• **Task goal**
Every entry must be given again exactly.

• **Exercise input**
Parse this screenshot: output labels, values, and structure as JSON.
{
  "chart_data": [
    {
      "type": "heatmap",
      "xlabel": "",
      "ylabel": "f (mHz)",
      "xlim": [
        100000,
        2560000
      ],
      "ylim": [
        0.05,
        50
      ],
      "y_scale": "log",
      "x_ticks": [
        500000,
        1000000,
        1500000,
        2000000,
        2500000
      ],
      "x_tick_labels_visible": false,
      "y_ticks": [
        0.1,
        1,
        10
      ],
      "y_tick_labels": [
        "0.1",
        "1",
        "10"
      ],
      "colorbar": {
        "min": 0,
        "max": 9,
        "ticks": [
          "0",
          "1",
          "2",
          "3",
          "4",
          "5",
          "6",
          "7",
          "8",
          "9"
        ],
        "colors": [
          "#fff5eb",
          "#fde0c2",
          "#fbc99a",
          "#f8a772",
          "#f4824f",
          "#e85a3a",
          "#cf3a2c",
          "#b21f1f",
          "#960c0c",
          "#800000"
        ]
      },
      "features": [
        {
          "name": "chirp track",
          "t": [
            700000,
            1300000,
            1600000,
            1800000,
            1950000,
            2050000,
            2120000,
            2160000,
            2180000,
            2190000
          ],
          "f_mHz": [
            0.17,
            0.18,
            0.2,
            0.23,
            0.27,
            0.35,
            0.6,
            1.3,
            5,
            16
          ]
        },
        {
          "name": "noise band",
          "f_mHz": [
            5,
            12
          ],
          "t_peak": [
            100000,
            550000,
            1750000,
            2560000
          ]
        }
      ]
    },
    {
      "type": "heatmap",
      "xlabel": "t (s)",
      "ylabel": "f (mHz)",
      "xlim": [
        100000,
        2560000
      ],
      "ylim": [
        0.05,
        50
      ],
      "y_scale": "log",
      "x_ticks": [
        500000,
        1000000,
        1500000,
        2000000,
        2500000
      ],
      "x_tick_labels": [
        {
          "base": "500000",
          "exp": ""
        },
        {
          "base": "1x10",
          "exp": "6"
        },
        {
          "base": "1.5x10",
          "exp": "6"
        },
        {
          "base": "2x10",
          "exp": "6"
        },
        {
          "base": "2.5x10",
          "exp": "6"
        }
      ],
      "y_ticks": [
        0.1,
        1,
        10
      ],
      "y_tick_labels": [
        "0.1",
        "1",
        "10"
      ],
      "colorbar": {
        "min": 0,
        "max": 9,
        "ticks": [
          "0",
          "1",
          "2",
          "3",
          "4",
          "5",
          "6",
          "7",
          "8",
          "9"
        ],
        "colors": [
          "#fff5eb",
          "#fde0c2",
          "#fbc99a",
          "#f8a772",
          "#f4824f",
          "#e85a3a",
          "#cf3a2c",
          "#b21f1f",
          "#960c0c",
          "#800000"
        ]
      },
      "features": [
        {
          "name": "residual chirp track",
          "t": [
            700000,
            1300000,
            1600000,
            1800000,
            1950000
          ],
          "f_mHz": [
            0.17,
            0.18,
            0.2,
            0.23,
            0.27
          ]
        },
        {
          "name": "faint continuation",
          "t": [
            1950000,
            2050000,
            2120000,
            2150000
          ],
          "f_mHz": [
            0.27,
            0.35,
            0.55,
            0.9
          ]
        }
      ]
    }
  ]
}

• **Solution**
Parse this screenshot: output labels, values, and structure as JSON.
{
  "chart_data": [
    {
      "type": "heatmap",
      "xlabel": "",
      "ylabel": "f (mHz)",
      "xlim": [
        100000,
        2560000
      ],
      "ylim": [
        0.05,
        50
      ],
      "y_scale": "log",
      "x_ticks": [
        500000,
        1000000,
        1500000,
        2000000,
        2500000
      ],
      "x_tick_labels_visible": false,
      "y_ticks": [
        0.1,
        1,
        10
      ],
      "y_tick_labels": [
        "0.1",
        "1",
        "10"
      ],
      "colorbar": {
        "min": 0,
        "max": 9,
        "ticks": [
          "0",
          "1",
          "2",
          "3",
          "4",
          "5",
          "6",
          "7",
          "8",
          "9"
        ],
        "colors": [
          "#fff5eb",
          "#fde0c2",
          "#fbc99a",
          "#f8a772",
          "#f4824f",
          "#e85a3a",
          "#cf3a2c",
          "#b21f1f",
          "#960c0c",
          "#800000"
        ]
      },
      "features": [
        {
          "name": "chirp track",
          "t": [
            700000,
            1300000,
            1600000,
            1800000,
            1950000,
            2050000,
            2120000,
            2160000,
            2180000,
            2190000
          ],
          "f_mHz": [
            0.17,
            0.18,
            0.2,
            0.23,
            0.27,
            0.35,
            0.6,
            1.3,
            5,
            16
          ]
        },
        {
          "name": "noise band",
          "f_mHz": [
            5,
            12
          ],
          "t_peak": [
            100000,
            550000,
            1750000,
            2560000
          ]
        }
      ]
    },
    {
      "type": "heatmap",
      "xlabel": "t (s)",
      "ylabel": "f (mHz)",
      "xlim": [
        100000,
        2560000
      ],
      "ylim": [
        0.05,
        50
      ],
      "y_scale": "log",
      "x_ticks": [
        500000,
        1000000,
        1500000,
        2000000,
        2500000
      ],
      "x_tick_labels": [
        {
          "base": "500000",
          "exp": ""
        },
        {
          "base": "1x10",
          "exp": "6"
        },
        {
          "base": "1.5x10",
          "exp": "6"
        },
        {
          "base": "2x10",
          "exp": "6"
        },
        {
          "base": "2.5x10",
          "exp": "6"
        }
      ],
      "y_ticks": [
        0.1,
        1,
        10
      ],
      "y_tick_labels": [
        "0.1",
        "1",
        "10"
      ],
      "colorbar": {
        "min": 0,
        "max": 9,
        "ticks": [
          "0",
          "1",
          "2",
          "3",
          "4",
          "5",
          "6",
          "7",
          "8",
          "9"
        ],
        "colors": [
          "#fff5eb",
          "#fde0c2",
          "#fbc99a",
          "#f8a772",
          "#f4824f",
          "#e85a3a",
          "#cf3a2c",
          "#b21f1f",
          "#960c0c",
          "#800000"
        ]
      },
      "features": [
        {
          "name": "residual chirp track",
          "t": [
            700000,
            1300000,
            1600000,
            1800000,
            1950000
          ],
          "f_mHz": [
            0.17,
            0.18,
            0.2,
            0.23,
            0.27
          ]
        },
        {
          "name": "faint continuation",
          "t": [
            1950000,
            2050000,
            2120000,
            2150000
          ],
          "f_mHz": [
            0.27,
            0.35,
            0.55,
            0.9
          ]
        }
      ]
    }
  ]
}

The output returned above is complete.